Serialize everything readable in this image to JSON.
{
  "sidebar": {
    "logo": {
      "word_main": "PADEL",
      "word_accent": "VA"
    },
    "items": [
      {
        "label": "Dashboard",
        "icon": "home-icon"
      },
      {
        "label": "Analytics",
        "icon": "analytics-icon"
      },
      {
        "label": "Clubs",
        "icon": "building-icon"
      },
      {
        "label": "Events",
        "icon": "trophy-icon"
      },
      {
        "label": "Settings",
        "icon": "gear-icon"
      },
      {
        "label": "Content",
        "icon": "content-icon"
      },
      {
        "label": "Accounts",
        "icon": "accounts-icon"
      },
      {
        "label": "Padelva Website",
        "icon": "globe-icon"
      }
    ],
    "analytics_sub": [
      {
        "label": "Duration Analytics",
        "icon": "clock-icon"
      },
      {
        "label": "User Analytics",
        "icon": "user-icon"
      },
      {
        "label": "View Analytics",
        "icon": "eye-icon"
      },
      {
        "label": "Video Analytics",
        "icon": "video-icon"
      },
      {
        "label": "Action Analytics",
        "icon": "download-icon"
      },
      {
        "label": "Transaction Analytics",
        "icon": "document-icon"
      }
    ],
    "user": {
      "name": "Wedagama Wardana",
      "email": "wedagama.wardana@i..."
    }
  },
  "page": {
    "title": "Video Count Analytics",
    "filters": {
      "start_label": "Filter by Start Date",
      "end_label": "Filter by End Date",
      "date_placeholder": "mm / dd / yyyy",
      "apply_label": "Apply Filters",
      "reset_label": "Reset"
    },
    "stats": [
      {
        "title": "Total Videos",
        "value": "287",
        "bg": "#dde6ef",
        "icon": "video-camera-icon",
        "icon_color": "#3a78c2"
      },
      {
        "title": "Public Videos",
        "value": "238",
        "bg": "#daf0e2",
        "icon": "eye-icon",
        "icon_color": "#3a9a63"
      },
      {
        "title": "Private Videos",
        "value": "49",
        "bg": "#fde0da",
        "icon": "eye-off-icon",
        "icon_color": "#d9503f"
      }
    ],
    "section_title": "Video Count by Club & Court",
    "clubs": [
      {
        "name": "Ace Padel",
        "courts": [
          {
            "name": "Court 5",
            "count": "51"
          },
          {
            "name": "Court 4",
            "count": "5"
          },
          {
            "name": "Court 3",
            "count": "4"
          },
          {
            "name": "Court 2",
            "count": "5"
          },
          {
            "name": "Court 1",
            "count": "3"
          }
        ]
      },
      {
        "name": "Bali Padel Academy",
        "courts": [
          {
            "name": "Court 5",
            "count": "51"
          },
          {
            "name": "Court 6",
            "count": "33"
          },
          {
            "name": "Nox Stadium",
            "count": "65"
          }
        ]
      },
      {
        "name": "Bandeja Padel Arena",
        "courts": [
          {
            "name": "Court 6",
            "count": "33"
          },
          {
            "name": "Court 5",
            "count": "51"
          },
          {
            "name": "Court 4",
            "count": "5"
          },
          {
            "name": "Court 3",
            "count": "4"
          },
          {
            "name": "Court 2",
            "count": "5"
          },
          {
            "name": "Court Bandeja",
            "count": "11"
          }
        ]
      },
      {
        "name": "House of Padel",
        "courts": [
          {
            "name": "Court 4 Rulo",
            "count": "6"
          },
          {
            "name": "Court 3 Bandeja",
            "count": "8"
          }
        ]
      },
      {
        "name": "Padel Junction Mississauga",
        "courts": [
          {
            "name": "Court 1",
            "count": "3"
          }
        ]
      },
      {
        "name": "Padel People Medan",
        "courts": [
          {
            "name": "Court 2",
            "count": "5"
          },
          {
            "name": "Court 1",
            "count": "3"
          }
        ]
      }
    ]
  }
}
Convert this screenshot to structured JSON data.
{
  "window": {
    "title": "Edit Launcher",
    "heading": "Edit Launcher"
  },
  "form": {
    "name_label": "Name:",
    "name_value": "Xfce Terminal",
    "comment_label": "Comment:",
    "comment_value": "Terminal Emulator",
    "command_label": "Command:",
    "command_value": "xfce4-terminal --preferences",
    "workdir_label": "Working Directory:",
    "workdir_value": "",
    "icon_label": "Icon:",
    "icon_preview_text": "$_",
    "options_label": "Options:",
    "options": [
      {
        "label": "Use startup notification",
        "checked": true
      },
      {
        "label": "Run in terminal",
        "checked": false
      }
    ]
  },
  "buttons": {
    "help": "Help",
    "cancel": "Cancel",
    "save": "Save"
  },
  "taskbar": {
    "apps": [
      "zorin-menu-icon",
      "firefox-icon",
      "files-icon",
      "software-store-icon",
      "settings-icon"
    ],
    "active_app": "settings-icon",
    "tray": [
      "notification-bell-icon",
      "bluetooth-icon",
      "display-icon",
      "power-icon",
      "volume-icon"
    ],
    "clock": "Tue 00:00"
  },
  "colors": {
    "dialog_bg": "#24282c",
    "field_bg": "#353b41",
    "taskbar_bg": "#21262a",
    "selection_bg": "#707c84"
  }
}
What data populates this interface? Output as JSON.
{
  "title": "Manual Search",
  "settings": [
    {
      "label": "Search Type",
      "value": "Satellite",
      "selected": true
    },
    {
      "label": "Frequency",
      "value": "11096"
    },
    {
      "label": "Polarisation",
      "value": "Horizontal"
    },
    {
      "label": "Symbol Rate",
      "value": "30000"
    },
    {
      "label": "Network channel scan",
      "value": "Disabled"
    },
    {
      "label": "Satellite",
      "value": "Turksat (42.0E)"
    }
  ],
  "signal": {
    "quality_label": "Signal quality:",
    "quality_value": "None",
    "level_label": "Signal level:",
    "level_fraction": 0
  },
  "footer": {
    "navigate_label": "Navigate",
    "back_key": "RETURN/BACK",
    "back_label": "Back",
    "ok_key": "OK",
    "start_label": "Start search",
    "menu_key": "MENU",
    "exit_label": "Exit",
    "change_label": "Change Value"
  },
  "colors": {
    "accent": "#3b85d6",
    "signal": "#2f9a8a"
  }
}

• **WRITTEN INSTRUCTION**
Pull out every line from the one with "What data populates" to the end of the listing, and output only those.

• **WRITTEN REPLY**
What data populates this interface? Output as JSON.
{
  "title": "Manual Search",
  "settings": [
    {
      "label": "Search Type",
      "value": "Satellite",
      "selected": true
    },
    {
      "label": "Frequency",
      "value": "11096"
    },
    {
      "label": "Polarisation",
      "value": "Horizontal"
    },
    {
      "label": "Symbol Rate",
      "value": "30000"
    },
    {
      "label": "Network channel scan",
      "value": "Disabled"
    },
    {
      "label": "Satellite",
      "value": "Turksat (42.0E)"
    }
  ],
  "signal": {
    "quality_label": "Signal quality:",
    "quality_value": "None",
    "level_label": "Signal level:",
    "level_fraction": 0
  },
  "footer": {
    "navigate_label": "Navigate",
    "back_key": "RETURN/BACK",
    "back_label": "Back",
    "ok_key": "OK",
    "start_label": "Start search",
    "menu_key": "MENU",
    "exit_label": "Exit",
    "change_label": "Change Value"
  },
  "colors": {
    "accent": "#3b85d6",
    "signal": "#2f9a8a"
  }
}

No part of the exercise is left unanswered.